- **RECORDS SHOWN**:

◇ ◇ ◇ ◇ ◇ ◇ ◇

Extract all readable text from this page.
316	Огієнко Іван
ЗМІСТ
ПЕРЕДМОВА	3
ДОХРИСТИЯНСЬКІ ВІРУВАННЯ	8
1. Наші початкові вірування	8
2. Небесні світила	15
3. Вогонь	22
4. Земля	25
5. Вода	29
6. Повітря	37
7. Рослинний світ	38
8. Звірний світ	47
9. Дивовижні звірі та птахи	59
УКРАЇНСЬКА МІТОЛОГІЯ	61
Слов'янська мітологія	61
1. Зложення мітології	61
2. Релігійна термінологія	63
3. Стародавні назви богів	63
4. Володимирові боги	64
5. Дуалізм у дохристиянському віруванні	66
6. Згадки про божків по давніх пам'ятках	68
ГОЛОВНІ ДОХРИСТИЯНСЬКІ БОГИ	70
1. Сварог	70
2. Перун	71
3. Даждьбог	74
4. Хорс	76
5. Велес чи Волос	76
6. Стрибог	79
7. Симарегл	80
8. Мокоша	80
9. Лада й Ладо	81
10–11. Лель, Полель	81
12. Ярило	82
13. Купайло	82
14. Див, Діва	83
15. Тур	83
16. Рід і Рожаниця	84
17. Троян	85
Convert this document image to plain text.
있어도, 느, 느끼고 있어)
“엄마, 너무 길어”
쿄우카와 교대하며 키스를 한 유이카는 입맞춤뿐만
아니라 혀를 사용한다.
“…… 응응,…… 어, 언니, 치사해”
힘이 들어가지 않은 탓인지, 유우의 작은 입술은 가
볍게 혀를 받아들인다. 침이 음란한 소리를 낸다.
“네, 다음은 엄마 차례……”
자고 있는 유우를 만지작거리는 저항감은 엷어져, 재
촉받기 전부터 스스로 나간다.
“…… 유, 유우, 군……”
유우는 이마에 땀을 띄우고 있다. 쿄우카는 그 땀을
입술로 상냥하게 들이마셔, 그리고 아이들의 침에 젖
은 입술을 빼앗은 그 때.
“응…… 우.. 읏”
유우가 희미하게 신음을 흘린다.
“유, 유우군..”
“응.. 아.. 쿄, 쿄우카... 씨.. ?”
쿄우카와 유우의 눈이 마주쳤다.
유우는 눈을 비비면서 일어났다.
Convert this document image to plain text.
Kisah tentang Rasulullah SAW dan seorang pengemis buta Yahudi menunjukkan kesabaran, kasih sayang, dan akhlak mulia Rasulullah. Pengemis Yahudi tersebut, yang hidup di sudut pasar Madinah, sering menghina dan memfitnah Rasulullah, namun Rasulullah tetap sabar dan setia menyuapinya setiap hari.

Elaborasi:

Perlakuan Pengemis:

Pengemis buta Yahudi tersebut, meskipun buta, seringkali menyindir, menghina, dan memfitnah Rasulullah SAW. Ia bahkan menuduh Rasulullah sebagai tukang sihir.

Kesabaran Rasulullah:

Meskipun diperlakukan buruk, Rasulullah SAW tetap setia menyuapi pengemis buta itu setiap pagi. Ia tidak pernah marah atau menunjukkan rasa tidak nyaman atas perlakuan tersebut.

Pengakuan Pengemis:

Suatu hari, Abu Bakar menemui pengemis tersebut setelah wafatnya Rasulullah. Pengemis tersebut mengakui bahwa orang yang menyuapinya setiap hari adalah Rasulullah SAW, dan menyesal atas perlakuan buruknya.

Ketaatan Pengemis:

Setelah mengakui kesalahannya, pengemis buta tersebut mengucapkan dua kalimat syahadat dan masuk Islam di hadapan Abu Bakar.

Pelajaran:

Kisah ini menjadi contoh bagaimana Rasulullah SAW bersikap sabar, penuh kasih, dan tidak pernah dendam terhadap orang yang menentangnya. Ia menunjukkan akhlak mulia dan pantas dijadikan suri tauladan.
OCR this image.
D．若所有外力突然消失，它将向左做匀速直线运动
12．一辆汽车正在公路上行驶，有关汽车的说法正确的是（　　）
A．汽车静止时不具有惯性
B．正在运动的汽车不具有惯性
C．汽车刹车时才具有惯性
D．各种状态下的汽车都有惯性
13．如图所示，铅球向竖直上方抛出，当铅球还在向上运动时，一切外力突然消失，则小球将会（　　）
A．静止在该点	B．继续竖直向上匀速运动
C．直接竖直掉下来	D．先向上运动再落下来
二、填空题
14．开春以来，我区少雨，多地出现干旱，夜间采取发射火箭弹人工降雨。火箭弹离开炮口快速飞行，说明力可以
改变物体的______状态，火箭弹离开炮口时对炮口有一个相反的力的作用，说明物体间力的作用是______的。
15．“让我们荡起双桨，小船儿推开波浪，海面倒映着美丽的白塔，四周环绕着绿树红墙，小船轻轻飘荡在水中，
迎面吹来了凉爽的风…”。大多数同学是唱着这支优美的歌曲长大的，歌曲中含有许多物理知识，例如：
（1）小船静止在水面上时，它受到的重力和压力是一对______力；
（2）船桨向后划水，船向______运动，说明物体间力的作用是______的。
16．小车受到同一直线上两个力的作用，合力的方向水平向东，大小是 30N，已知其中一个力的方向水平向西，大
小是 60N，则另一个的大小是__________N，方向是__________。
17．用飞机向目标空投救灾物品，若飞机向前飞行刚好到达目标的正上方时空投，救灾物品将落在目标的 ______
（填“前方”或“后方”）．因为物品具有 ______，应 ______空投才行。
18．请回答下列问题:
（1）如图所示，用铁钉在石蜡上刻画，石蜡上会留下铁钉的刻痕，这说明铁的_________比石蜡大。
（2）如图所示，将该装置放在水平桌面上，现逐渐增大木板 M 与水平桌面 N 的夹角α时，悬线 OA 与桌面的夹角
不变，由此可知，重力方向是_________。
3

◇ ◇ ◇ ◇ ◇ ◇ ◇

- **TASK DIRECTIONS**: Pick out and copy every line that contains the word "如图所示".

- **THE RESPONSE**:
13．如图所示，铅球向竖直上方抛出，当铅球还在向上运动时，一切外力突然消失，则小球将会（　　）
（1）如图所示，用铁钉在石蜡上刻画，石蜡上会留下铁钉的刻痕，这说明铁的_________比石蜡大。
（2）如图所示，将该装置放在水平桌面上，现逐渐增大木板 M 与水平桌面 N 的夹角α时，悬线 OA 与桌面的夹角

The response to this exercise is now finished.